**WHAT THE EXERCISE ASKS**
From the entries below, pull out each line where "Pages" appears.

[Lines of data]
::::::

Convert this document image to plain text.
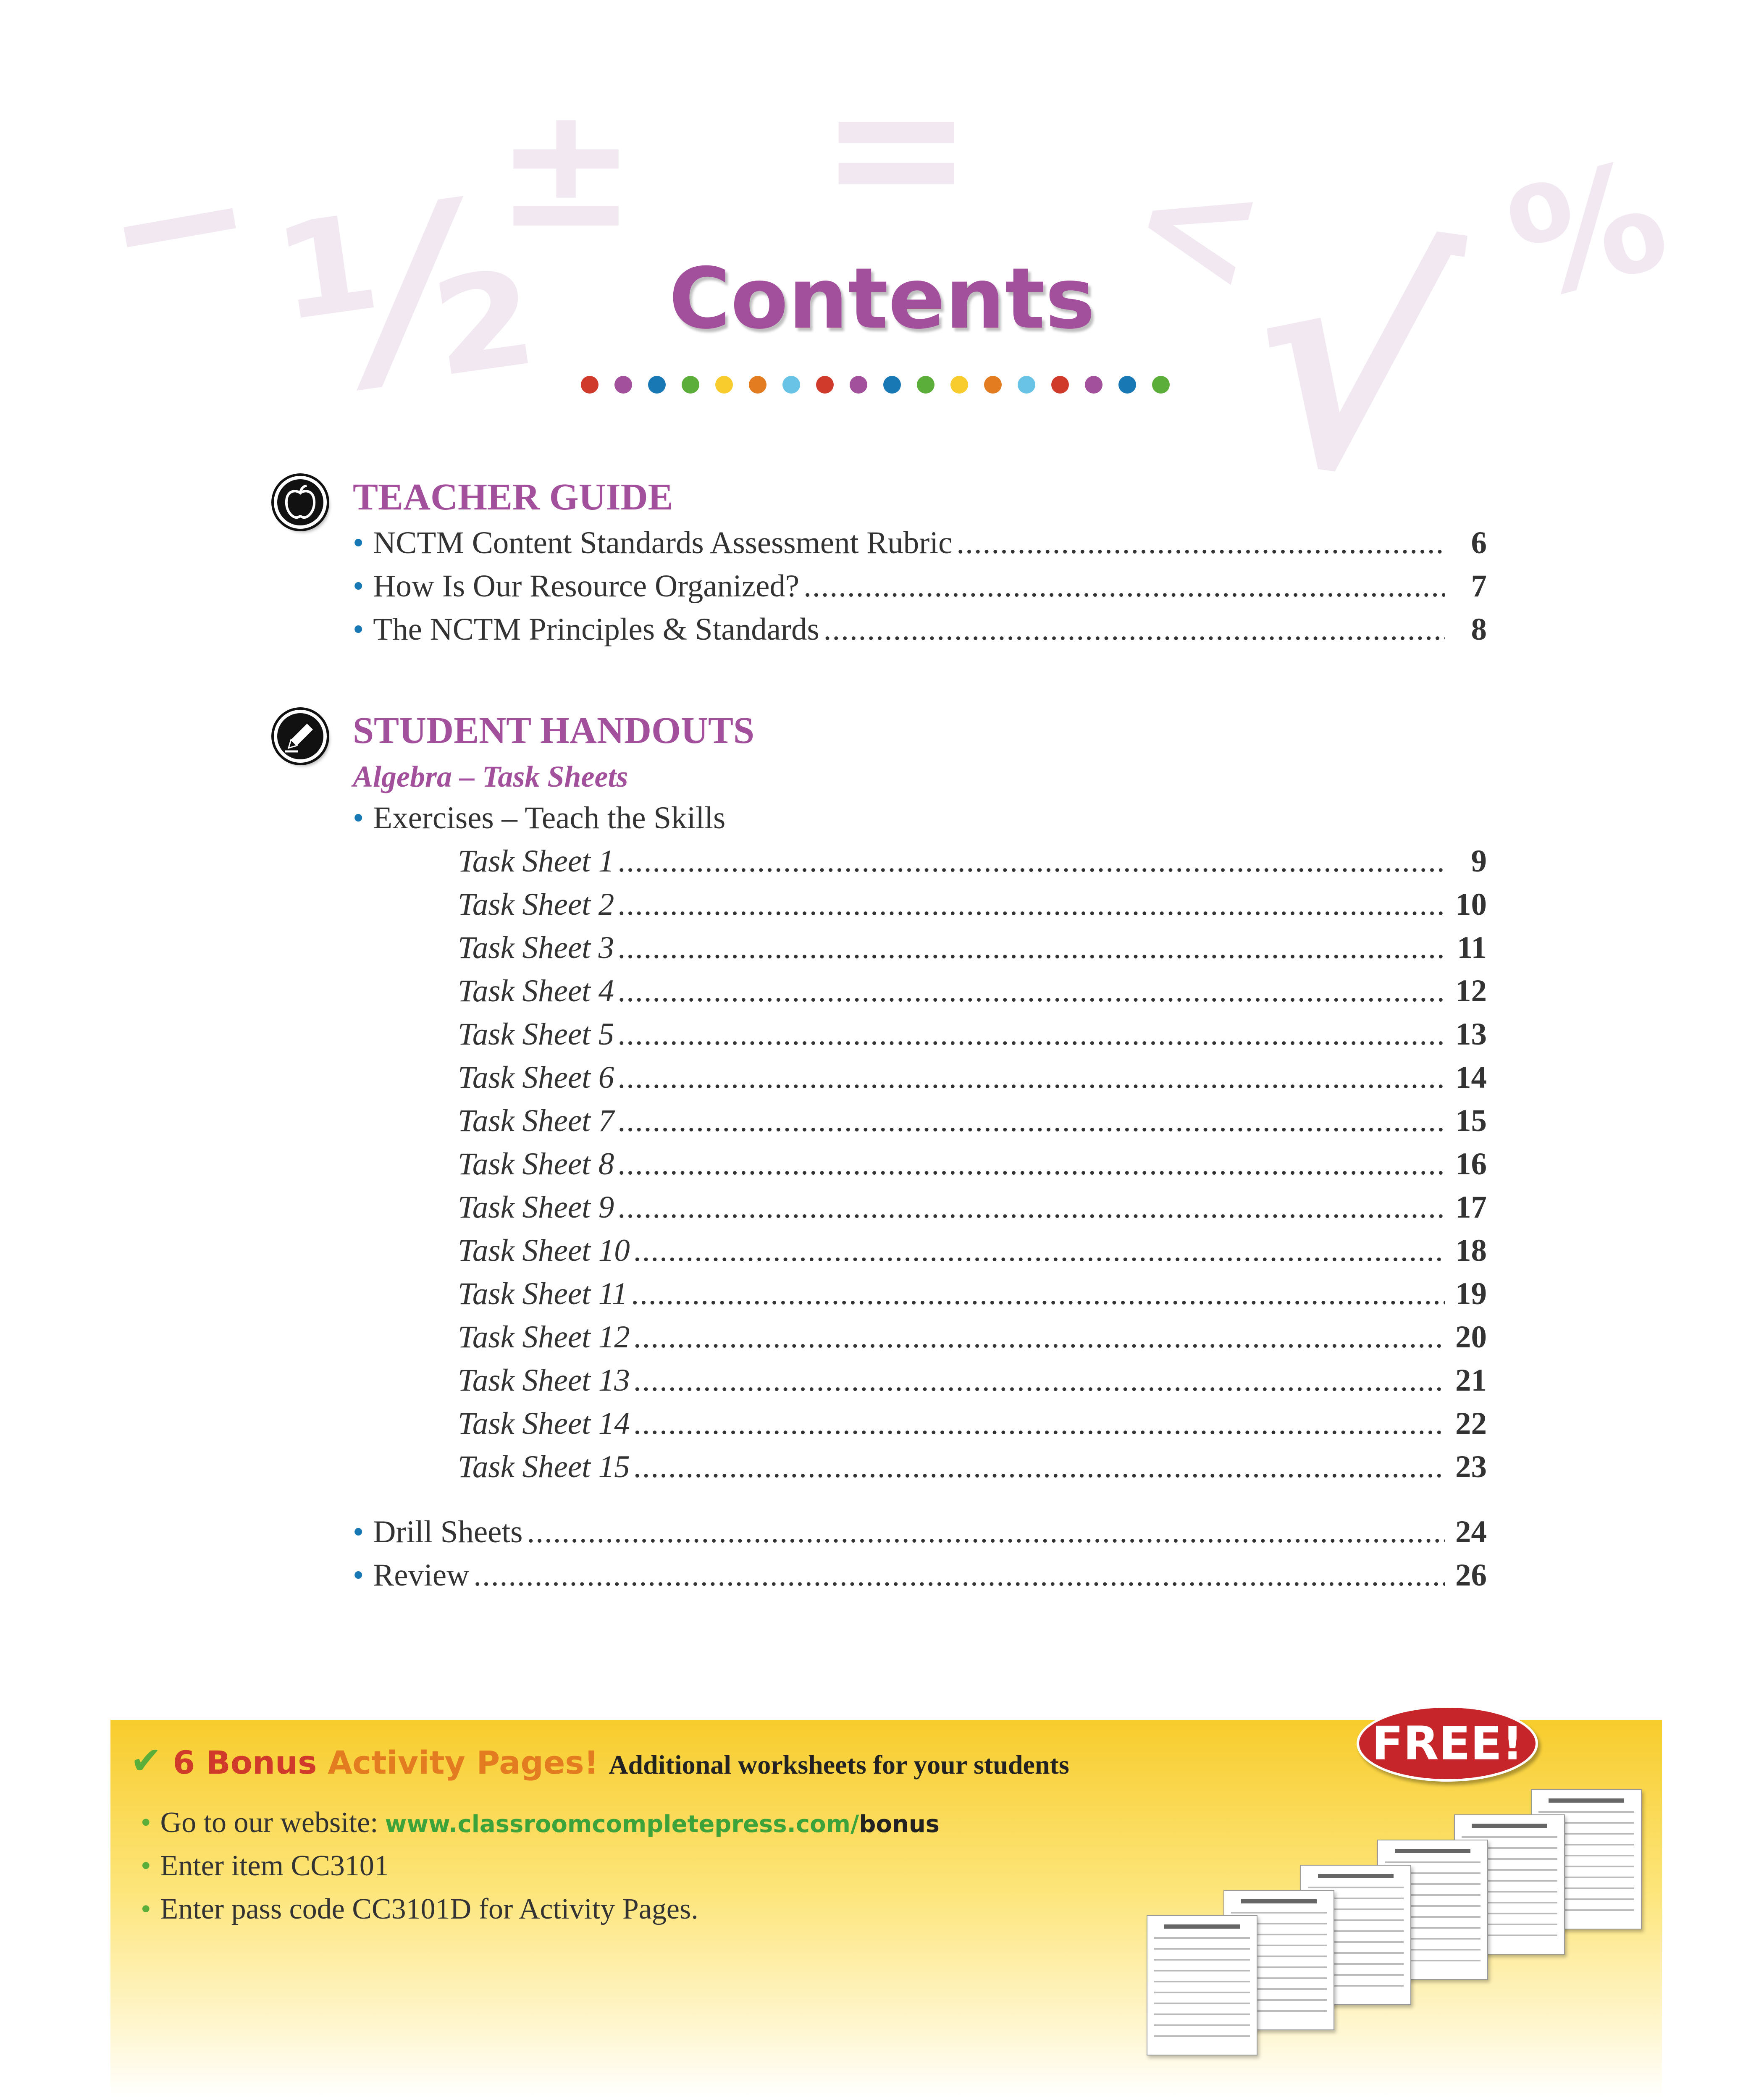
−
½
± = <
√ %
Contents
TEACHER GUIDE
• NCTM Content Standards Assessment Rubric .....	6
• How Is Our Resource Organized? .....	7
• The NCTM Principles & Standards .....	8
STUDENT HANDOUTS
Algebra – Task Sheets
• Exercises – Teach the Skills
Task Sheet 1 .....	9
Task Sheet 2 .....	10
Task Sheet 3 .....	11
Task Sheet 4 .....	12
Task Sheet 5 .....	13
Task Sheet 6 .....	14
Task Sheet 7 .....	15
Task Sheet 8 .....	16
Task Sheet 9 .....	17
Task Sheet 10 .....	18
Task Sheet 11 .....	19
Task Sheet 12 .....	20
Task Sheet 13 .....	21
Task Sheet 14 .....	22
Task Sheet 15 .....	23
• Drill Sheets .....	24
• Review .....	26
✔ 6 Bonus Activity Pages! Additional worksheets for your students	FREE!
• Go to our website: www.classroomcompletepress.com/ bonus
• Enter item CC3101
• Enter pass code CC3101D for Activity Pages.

::::::

**THE OUTPUT**
✔ 6 Bonus Activity Pages! Additional worksheets for your students	FREE!
• Enter pass code CC3101D for Activity Pages.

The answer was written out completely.